━━ Listed entries

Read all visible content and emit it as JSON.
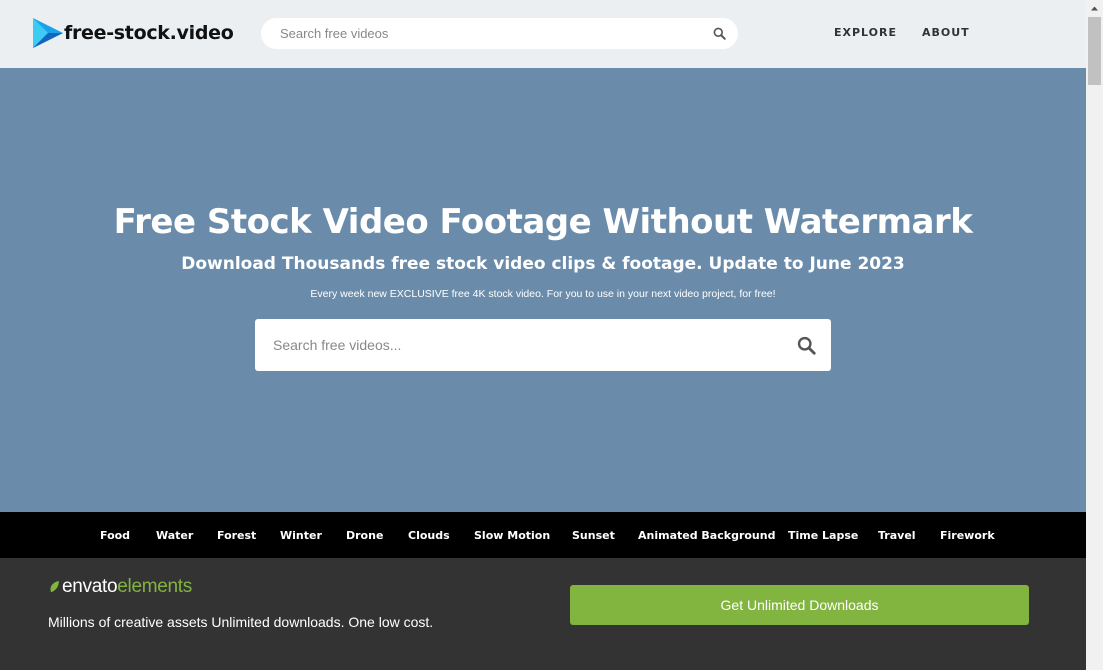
{
  "header": {
    "logo_text": "free-stock.video",
    "search_placeholder": "Search free videos",
    "nav": {
      "explore": "EXPLORE",
      "about": "ABOUT"
    }
  },
  "hero": {
    "title": "Free Stock Video Footage Without Watermark",
    "subtitle": "Download Thousands free stock video clips & footage. Update to June 2023",
    "tagline": "Every week new EXCLUSIVE free 4K stock video. For you to use in your next video project, for free!",
    "search_placeholder": "Search free videos..."
  },
  "categories": [
    "Food",
    "Water",
    "Forest",
    "Winter",
    "Drone",
    "Clouds",
    "Slow Motion",
    "Sunset",
    "Animated Background",
    "Time Lapse",
    "Travel",
    "Firework"
  ],
  "promo": {
    "brand_name": "envato",
    "brand_suffix": "elements",
    "text": "Millions of creative assets Unlimited downloads. One low cost.",
    "button_label": "Get Unlimited Downloads"
  },
  "colors": {
    "hero_bg": "#6a8caa",
    "header_bg": "#ebeff2",
    "promo_bg": "#333333",
    "accent_green": "#82b440",
    "category_bar_bg": "#000000"
  }
}
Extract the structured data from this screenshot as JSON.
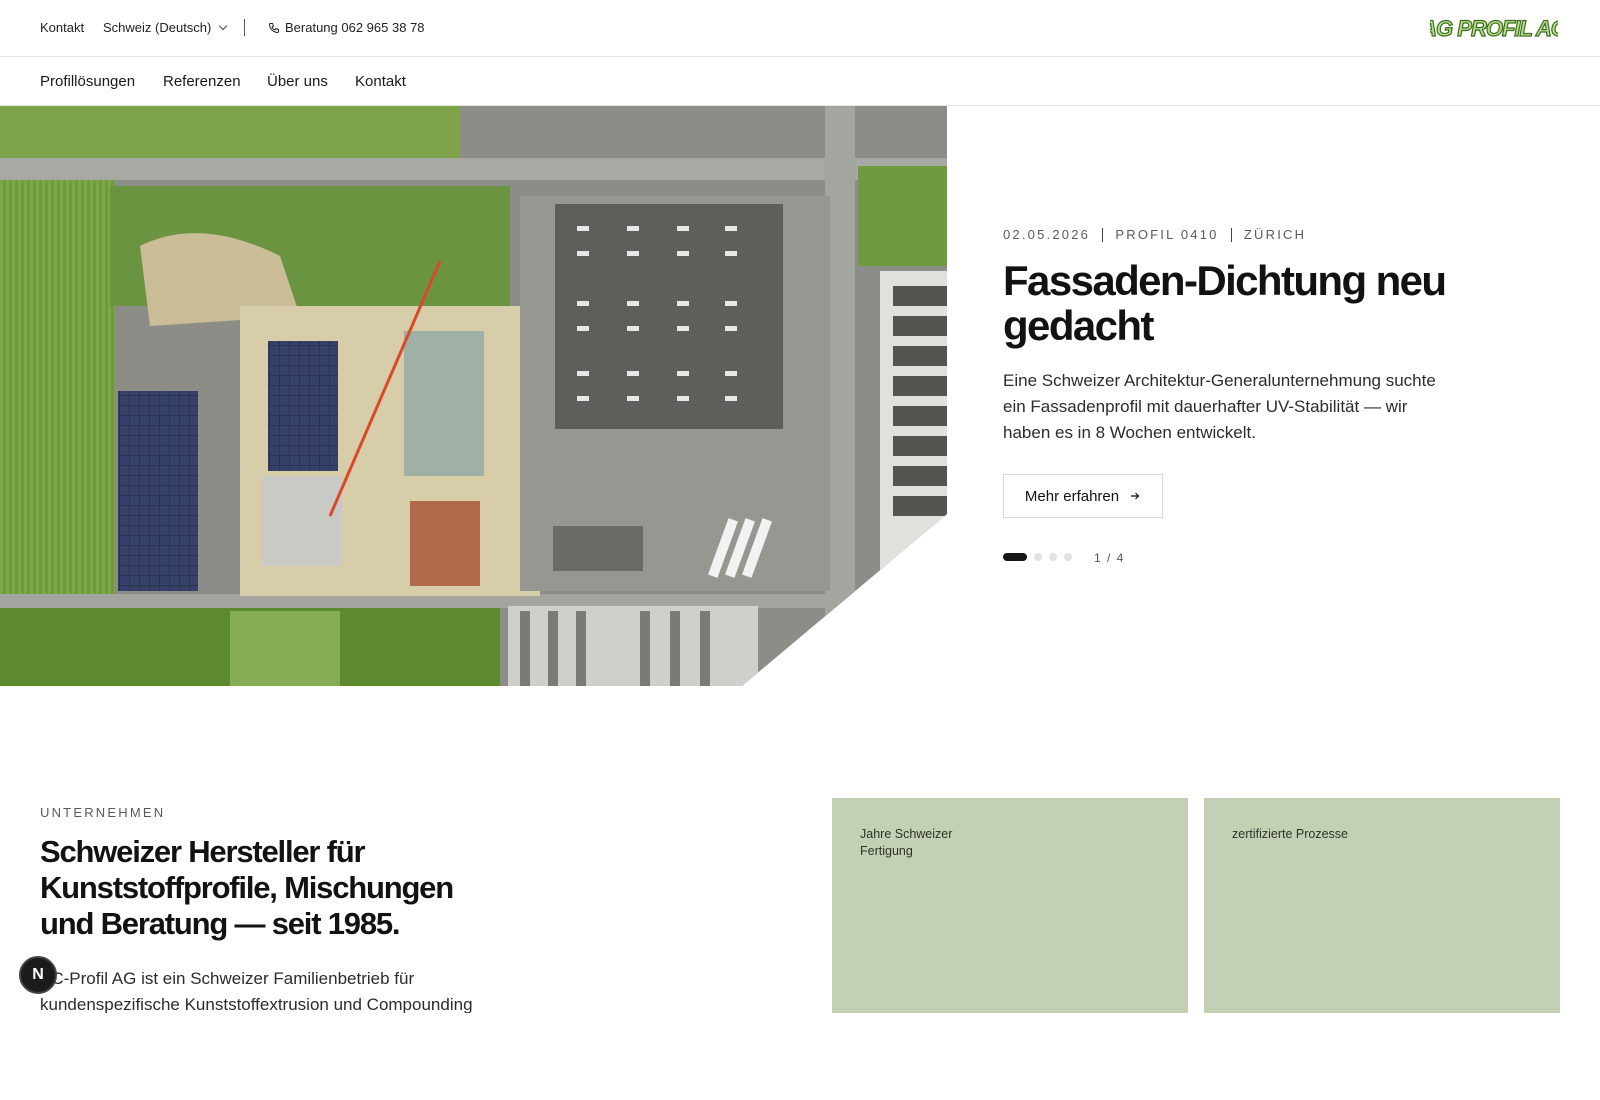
{
  "topbar": {
    "contact": "Kontakt",
    "language": "Schweiz (Deutsch)",
    "phone_label": "Beratung 062 965 38 78",
    "logo_text": "AG PROFIL AG"
  },
  "nav": {
    "items": [
      "Profillösungen",
      "Referenzen",
      "Über uns",
      "Kontakt"
    ]
  },
  "hero": {
    "date": "02.05.2026",
    "profile": "PROFIL 0410",
    "city": "ZÜRICH",
    "title": "Fassaden-Dichtung neu gedacht",
    "description": "Eine Schweizer Architektur-Generalunternehmung suchte ein Fassadenprofil mit dauerhafter UV-Stabilität — wir haben es in 8 Wochen entwickelt.",
    "cta_label": "Mehr erfahren",
    "slide_current": 1,
    "slide_total": 4,
    "pager_text": "1 / 4"
  },
  "company": {
    "eyebrow": "UNTERNEHMEN",
    "title": "Schweizer Hersteller für Kunststoffprofile, Mischungen und Beratung — seit 1985.",
    "text": "AC-Profil AG ist ein Schweizer Familienbetrieb für kundenspezifische Kunststoffextrusion und Compounding",
    "stats": [
      {
        "label": "Jahre Schweizer Fertigung"
      },
      {
        "label": "zertifizierte Prozesse"
      }
    ]
  },
  "badge": {
    "letter": "N"
  },
  "colors": {
    "accent_card": "#c3d0b3",
    "logo_green": "#8fc24f",
    "text_dark": "#121212"
  }
}
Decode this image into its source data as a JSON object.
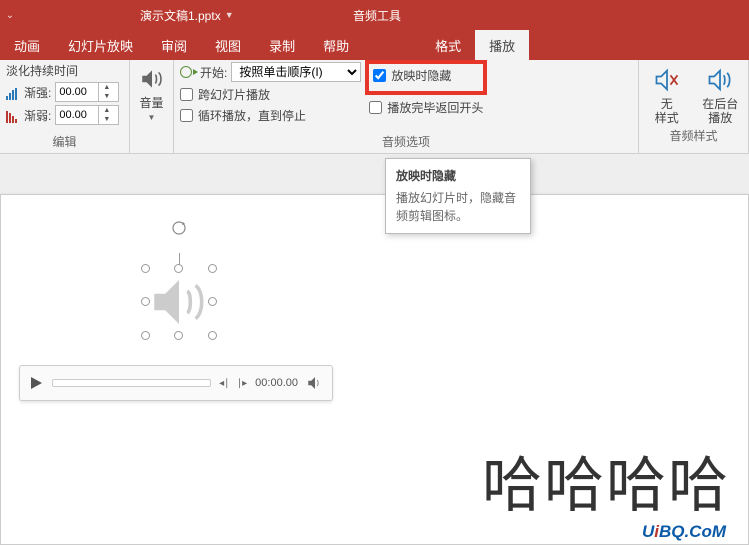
{
  "titlebar": {
    "doc_title": "演示文稿1.pptx",
    "contextual": "音频工具"
  },
  "tabs": {
    "animation": "动画",
    "slideshow": "幻灯片放映",
    "review": "审阅",
    "view": "视图",
    "record": "录制",
    "help": "帮助",
    "format": "格式",
    "playback": "播放"
  },
  "ribbon": {
    "fade": {
      "title": "淡化持续时间",
      "in_label": "渐强:",
      "in_value": "00.00",
      "out_label": "渐弱:",
      "out_value": "00.00",
      "group": "编辑"
    },
    "volume": {
      "label": "音量"
    },
    "options": {
      "start_label": "开始:",
      "start_value": "按照单击顺序(I)",
      "across": "跨幻灯片播放",
      "loop": "循环播放，直到停止",
      "hide": "放映时隐藏",
      "rewind": "播放完毕返回开头",
      "group": "音频选项"
    },
    "style": {
      "none": "无样式",
      "background": "在后台播放",
      "group": "音频样式"
    }
  },
  "tooltip": {
    "title": "放映时隐藏",
    "body": "播放幻灯片时，隐藏音频剪辑图标。"
  },
  "player": {
    "time": "00:00.00"
  },
  "slide": {
    "text": "哈哈哈哈"
  },
  "watermark": {
    "u": "U",
    "i": "i",
    "rest": "BQ.CoM"
  }
}
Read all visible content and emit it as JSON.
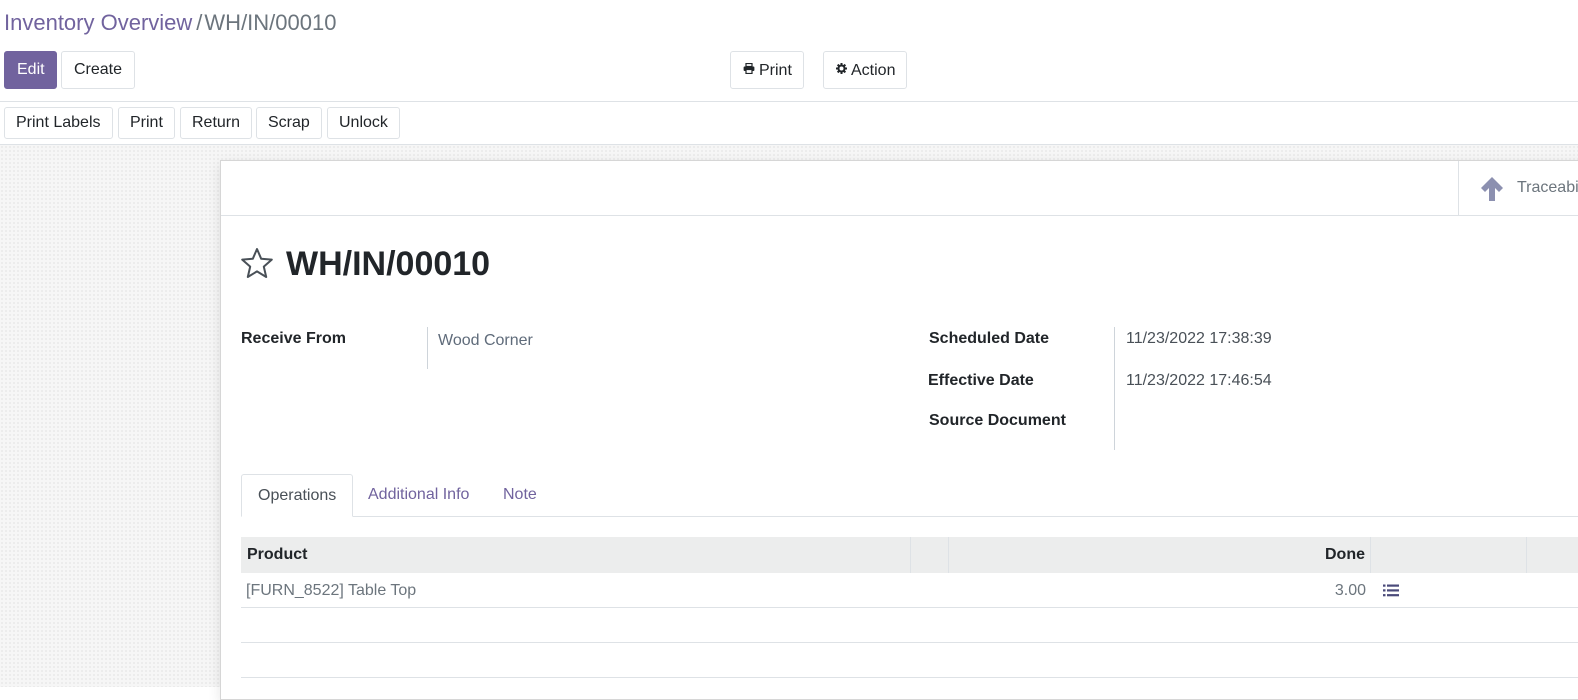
{
  "breadcrumb": {
    "parent": "Inventory Overview",
    "separator": "/",
    "current": "WH/IN/00010"
  },
  "toolbar": {
    "edit_label": "Edit",
    "create_label": "Create",
    "print_label": "Print",
    "action_label": "Action"
  },
  "statusbar": {
    "buttons": [
      "Print Labels",
      "Print",
      "Return",
      "Scrap",
      "Unlock"
    ]
  },
  "smart_button": {
    "label": "Traceability",
    "icon": "arrow-up-icon"
  },
  "form": {
    "title": "WH/IN/00010",
    "receive_from_label": "Receive From",
    "receive_from_value": "Wood Corner",
    "scheduled_date_label": "Scheduled Date",
    "scheduled_date_value": "11/23/2022 17:38:39",
    "effective_date_label": "Effective Date",
    "effective_date_value": "11/23/2022 17:46:54",
    "source_document_label": "Source Document",
    "source_document_value": ""
  },
  "tabs": [
    {
      "label": "Operations",
      "active": true
    },
    {
      "label": "Additional Info",
      "active": false
    },
    {
      "label": "Note",
      "active": false
    }
  ],
  "operations_table": {
    "headers": [
      "Product",
      "",
      "Done",
      ""
    ],
    "rows": [
      {
        "product": "[FURN_8522] Table Top",
        "done": "3.00",
        "icon": "list-icon"
      }
    ]
  },
  "colors": {
    "accent": "#71639e",
    "link": "#71639e",
    "background": "#f6f6f6"
  }
}
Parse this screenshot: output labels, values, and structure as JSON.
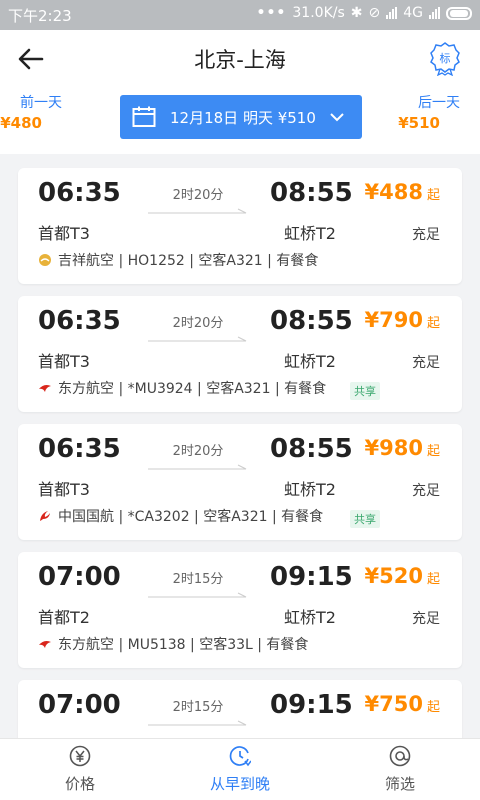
{
  "status_bar": {
    "time": "下午2:23",
    "net_speed": "31.0K/s",
    "network": "4G"
  },
  "header": {
    "title": "北京-上海",
    "prev_day": {
      "label": "前一天",
      "price": "¥480"
    },
    "next_day": {
      "label": "后一天",
      "price": "¥510"
    },
    "date_selector": "12月18日 明天 ¥510",
    "badge_char": "标"
  },
  "flights": [
    {
      "dep_time": "06:35",
      "duration": "2时20分",
      "arr_time": "08:55",
      "price": "¥488",
      "price_suffix": "起",
      "dep_airport": "首都T3",
      "arr_airport": "虹桥T2",
      "seats": "充足",
      "airline_info": "吉祥航空 | HO1252 | 空客A321 | 有餐食",
      "logo": "juneyao-logo-icon",
      "share": ""
    },
    {
      "dep_time": "06:35",
      "duration": "2时20分",
      "arr_time": "08:55",
      "price": "¥790",
      "price_suffix": "起",
      "dep_airport": "首都T3",
      "arr_airport": "虹桥T2",
      "seats": "充足",
      "airline_info": "东方航空 | *MU3924 | 空客A321 | 有餐食",
      "logo": "china-eastern-logo-icon",
      "share": "共享"
    },
    {
      "dep_time": "06:35",
      "duration": "2时20分",
      "arr_time": "08:55",
      "price": "¥980",
      "price_suffix": "起",
      "dep_airport": "首都T3",
      "arr_airport": "虹桥T2",
      "seats": "充足",
      "airline_info": "中国国航 | *CA3202 | 空客A321 | 有餐食",
      "logo": "air-china-logo-icon",
      "share": "共享"
    },
    {
      "dep_time": "07:00",
      "duration": "2时15分",
      "arr_time": "09:15",
      "price": "¥520",
      "price_suffix": "起",
      "dep_airport": "首都T2",
      "arr_airport": "虹桥T2",
      "seats": "充足",
      "airline_info": "东方航空 | MU5138 | 空客33L | 有餐食",
      "logo": "china-eastern-logo-icon",
      "share": ""
    },
    {
      "dep_time": "07:00",
      "duration": "2时15分",
      "arr_time": "09:15",
      "price": "¥750",
      "price_suffix": "起",
      "dep_airport": "",
      "arr_airport": "",
      "seats": "",
      "airline_info": "",
      "logo": "",
      "share": ""
    }
  ],
  "tabs": [
    {
      "label": "价格",
      "icon": "yuan-icon"
    },
    {
      "label": "从早到晚",
      "icon": "clock-sort-icon",
      "active": true
    },
    {
      "label": "筛选",
      "icon": "filter-icon"
    }
  ],
  "colors": {
    "accent": "#2f7ff5",
    "price": "#ff8a00",
    "share": "#3aa76d"
  }
}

━━━━

**Exercise details**
From the entries, report each line that includes the word "this".

**Complete answer**
Extract the structured data from this screenshot as JSON.
Decode this image into its source data as a JSON object.
Parse this screenshot: output labels, values, and structure as JSON.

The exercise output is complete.